GIVEN REQUEST
Return the whole listing exactly as it stands.

RAW DATA
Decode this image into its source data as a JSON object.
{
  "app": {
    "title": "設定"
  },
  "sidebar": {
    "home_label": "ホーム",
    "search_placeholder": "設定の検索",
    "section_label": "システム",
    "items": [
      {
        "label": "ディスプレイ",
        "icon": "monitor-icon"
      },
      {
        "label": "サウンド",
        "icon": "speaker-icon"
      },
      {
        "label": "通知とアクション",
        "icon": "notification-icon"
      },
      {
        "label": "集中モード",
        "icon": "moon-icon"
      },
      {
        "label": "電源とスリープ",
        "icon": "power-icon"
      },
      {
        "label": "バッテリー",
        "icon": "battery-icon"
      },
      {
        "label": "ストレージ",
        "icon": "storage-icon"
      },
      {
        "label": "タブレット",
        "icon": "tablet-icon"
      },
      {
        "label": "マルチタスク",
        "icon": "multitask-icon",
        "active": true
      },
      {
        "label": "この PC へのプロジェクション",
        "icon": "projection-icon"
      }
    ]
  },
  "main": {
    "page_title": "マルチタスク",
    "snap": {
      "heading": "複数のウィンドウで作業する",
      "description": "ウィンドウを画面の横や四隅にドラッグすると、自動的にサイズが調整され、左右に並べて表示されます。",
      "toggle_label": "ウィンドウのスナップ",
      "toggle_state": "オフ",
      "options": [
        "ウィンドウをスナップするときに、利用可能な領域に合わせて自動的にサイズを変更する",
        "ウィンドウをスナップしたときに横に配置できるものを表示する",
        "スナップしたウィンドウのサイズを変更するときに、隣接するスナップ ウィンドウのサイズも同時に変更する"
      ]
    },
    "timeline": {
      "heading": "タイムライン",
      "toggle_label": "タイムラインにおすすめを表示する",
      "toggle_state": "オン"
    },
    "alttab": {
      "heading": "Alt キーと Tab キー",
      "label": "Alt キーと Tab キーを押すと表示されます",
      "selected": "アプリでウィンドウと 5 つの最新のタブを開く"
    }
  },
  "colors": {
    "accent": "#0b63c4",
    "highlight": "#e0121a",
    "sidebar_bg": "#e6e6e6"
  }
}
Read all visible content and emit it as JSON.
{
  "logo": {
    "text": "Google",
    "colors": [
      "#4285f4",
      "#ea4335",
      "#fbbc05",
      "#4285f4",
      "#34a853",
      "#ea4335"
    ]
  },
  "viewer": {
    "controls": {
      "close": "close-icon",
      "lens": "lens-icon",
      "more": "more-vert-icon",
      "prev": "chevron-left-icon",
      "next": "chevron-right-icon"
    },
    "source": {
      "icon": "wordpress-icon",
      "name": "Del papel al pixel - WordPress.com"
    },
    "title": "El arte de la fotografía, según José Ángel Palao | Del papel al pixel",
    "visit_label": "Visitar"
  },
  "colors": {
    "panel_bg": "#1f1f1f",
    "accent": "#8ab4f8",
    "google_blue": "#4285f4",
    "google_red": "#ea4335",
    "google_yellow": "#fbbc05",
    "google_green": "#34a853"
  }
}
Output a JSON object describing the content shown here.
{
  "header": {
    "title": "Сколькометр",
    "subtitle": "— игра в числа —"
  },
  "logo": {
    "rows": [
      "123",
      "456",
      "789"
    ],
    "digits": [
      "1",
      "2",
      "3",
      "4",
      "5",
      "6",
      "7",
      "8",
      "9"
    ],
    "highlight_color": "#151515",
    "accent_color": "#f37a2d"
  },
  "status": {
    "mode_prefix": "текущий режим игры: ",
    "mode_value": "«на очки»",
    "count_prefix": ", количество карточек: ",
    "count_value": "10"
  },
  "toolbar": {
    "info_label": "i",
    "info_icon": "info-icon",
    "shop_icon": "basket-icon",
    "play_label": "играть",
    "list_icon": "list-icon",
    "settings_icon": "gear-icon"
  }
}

RESPONSE BELOW
Decode this image into its source data as a JSON object.
{
  "app": {
    "title": "設定"
  },
  "sidebar": {
    "home_label": "ホーム",
    "search_placeholder": "設定の検索",
    "section_label": "システム",
    "items": [
      {
        "label": "ディスプレイ",
        "icon": "monitor-icon"
      },
      {
        "label": "サウンド",
        "icon": "speaker-icon"
      },
      {
        "label": "通知とアクション",
        "icon": "notification-icon"
      },
      {
        "label": "集中モード",
        "icon": "moon-icon"
      },
      {
        "label": "電源とスリープ",
        "icon": "power-icon"
      },
      {
        "label": "バッテリー",
        "icon": "battery-icon"
      },
      {
        "label": "ストレージ",
        "icon": "storage-icon"
      },
      {
        "label": "タブレット",
        "icon": "tablet-icon"
      },
      {
        "label": "マルチタスク",
        "icon": "multitask-icon",
        "active": true
      },
      {
        "label": "この PC へのプロジェクション",
        "icon": "projection-icon"
      }
    ]
  },
  "main": {
    "page_title": "マルチタスク",
    "snap": {
      "heading": "複数のウィンドウで作業する",
      "description": "ウィンドウを画面の横や四隅にドラッグすると、自動的にサイズが調整され、左右に並べて表示されます。",
      "toggle_label": "ウィンドウのスナップ",
      "toggle_state": "オフ",
      "options": [
        "ウィンドウをスナップするときに、利用可能な領域に合わせて自動的にサイズを変更する",
        "ウィンドウをスナップしたときに横に配置できるものを表示する",
        "スナップしたウィンドウのサイズを変更するときに、隣接するスナップ ウィンドウのサイズも同時に変更する"
      ]
    },
    "timeline": {
      "heading": "タイムライン",
      "toggle_label": "タイムラインにおすすめを表示する",
      "toggle_state": "オン"
    },
    "alttab": {
      "heading": "Alt キーと Tab キー",
      "label": "Alt キーと Tab キーを押すと表示されます",
      "selected": "アプリでウィンドウと 5 つの最新のタブを開く"
    }
  },
  "colors": {
    "accent": "#0b63c4",
    "highlight": "#e0121a",
    "sidebar_bg": "#e6e6e6"
  }
}
Read all visible content and emit it as JSON.
{
  "logo": {
    "text": "Google",
    "colors": [
      "#4285f4",
      "#ea4335",
      "#fbbc05",
      "#4285f4",
      "#34a853",
      "#ea4335"
    ]
  },
  "viewer": {
    "controls": {
      "close": "close-icon",
      "lens": "lens-icon",
      "more": "more-vert-icon",
      "prev": "chevron-left-icon",
      "next": "chevron-right-icon"
    },
    "source": {
      "icon": "wordpress-icon",
      "name": "Del papel al pixel - WordPress.com"
    },
    "title": "El arte de la fotografía, según José Ángel Palao | Del papel al pixel",
    "visit_label": "Visitar"
  },
  "colors": {
    "panel_bg": "#1f1f1f",
    "accent": "#8ab4f8",
    "google_blue": "#4285f4",
    "google_red": "#ea4335",
    "google_yellow": "#fbbc05",
    "google_green": "#34a853"
  }
}
Output a JSON object describing the content shown here.
{
  "header": {
    "title": "Сколькометр",
    "subtitle": "— игра в числа —"
  },
  "logo": {
    "rows": [
      "123",
      "456",
      "789"
    ],
    "digits": [
      "1",
      "2",
      "3",
      "4",
      "5",
      "6",
      "7",
      "8",
      "9"
    ],
    "highlight_color": "#151515",
    "accent_color": "#f37a2d"
  },
  "status": {
    "mode_prefix": "текущий режим игры: ",
    "mode_value": "«на очки»",
    "count_prefix": ", количество карточек: ",
    "count_value": "10"
  },
  "toolbar": {
    "info_label": "i",
    "info_icon": "info-icon",
    "shop_icon": "basket-icon",
    "play_label": "играть",
    "list_icon": "list-icon",
    "settings_icon": "gear-icon"
  }
}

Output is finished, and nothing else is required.